--- begin SOURCE MATERIAL ---

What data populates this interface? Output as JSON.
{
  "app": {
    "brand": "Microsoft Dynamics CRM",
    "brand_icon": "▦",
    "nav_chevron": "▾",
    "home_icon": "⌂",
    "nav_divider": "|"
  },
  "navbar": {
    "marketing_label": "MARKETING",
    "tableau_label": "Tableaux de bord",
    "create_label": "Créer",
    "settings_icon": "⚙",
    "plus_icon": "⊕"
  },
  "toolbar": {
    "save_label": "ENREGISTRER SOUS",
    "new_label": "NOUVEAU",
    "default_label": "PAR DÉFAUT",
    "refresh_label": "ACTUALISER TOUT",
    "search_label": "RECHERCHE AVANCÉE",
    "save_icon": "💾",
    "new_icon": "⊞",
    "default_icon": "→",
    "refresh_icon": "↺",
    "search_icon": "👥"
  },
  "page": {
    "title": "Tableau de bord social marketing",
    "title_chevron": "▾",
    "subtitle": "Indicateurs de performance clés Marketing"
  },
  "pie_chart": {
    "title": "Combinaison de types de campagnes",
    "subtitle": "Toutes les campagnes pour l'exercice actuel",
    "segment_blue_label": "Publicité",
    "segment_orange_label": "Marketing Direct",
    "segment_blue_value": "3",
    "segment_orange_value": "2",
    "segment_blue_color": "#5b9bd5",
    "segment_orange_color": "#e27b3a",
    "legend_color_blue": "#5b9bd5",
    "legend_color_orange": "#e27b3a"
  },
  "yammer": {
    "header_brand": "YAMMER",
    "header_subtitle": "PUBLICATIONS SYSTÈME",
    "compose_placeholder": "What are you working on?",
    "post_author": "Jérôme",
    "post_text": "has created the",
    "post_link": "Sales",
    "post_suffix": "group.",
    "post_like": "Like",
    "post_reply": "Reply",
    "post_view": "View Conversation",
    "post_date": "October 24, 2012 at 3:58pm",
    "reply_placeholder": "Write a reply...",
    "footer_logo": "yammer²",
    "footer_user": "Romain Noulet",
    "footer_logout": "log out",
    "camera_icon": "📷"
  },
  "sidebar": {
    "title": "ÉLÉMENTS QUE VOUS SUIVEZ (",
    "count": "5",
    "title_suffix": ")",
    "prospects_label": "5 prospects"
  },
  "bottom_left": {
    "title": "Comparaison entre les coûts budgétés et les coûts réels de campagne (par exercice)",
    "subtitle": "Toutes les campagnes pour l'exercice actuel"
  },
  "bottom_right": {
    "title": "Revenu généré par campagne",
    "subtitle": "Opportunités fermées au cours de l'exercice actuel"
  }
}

--- end SOURCE MATERIAL ---

AIM: Reproduce the full listing above, character for character.

SOLUTION TO THIS EXERCISE:
What data populates this interface? Output as JSON.
{
  "app": {
    "brand": "Microsoft Dynamics CRM",
    "brand_icon": "▦",
    "nav_chevron": "▾",
    "home_icon": "⌂",
    "nav_divider": "|"
  },
  "navbar": {
    "marketing_label": "MARKETING",
    "tableau_label": "Tableaux de bord",
    "create_label": "Créer",
    "settings_icon": "⚙",
    "plus_icon": "⊕"
  },
  "toolbar": {
    "save_label": "ENREGISTRER SOUS",
    "new_label": "NOUVEAU",
    "default_label": "PAR DÉFAUT",
    "refresh_label": "ACTUALISER TOUT",
    "search_label": "RECHERCHE AVANCÉE",
    "save_icon": "💾",
    "new_icon": "⊞",
    "default_icon": "→",
    "refresh_icon": "↺",
    "search_icon": "👥"
  },
  "page": {
    "title": "Tableau de bord social marketing",
    "title_chevron": "▾",
    "subtitle": "Indicateurs de performance clés Marketing"
  },
  "pie_chart": {
    "title": "Combinaison de types de campagnes",
    "subtitle": "Toutes les campagnes pour l'exercice actuel",
    "segment_blue_label": "Publicité",
    "segment_orange_label": "Marketing Direct",
    "segment_blue_value": "3",
    "segment_orange_value": "2",
    "segment_blue_color": "#5b9bd5",
    "segment_orange_color": "#e27b3a",
    "legend_color_blue": "#5b9bd5",
    "legend_color_orange": "#e27b3a"
  },
  "yammer": {
    "header_brand": "YAMMER",
    "header_subtitle": "PUBLICATIONS SYSTÈME",
    "compose_placeholder": "What are you working on?",
    "post_author": "Jérôme",
    "post_text": "has created the",
    "post_link": "Sales",
    "post_suffix": "group.",
    "post_like": "Like",
    "post_reply": "Reply",
    "post_view": "View Conversation",
    "post_date": "October 24, 2012 at 3:58pm",
    "reply_placeholder": "Write a reply...",
    "footer_logo": "yammer²",
    "footer_user": "Romain Noulet",
    "footer_logout": "log out",
    "camera_icon": "📷"
  },
  "sidebar": {
    "title": "ÉLÉMENTS QUE VOUS SUIVEZ (",
    "count": "5",
    "title_suffix": ")",
    "prospects_label": "5 prospects"
  },
  "bottom_left": {
    "title": "Comparaison entre les coûts budgétés et les coûts réels de campagne (par exercice)",
    "subtitle": "Toutes les campagnes pour l'exercice actuel"
  },
  "bottom_right": {
    "title": "Revenu généré par campagne",
    "subtitle": "Opportunités fermées au cours de l'exercice actuel"
  }
}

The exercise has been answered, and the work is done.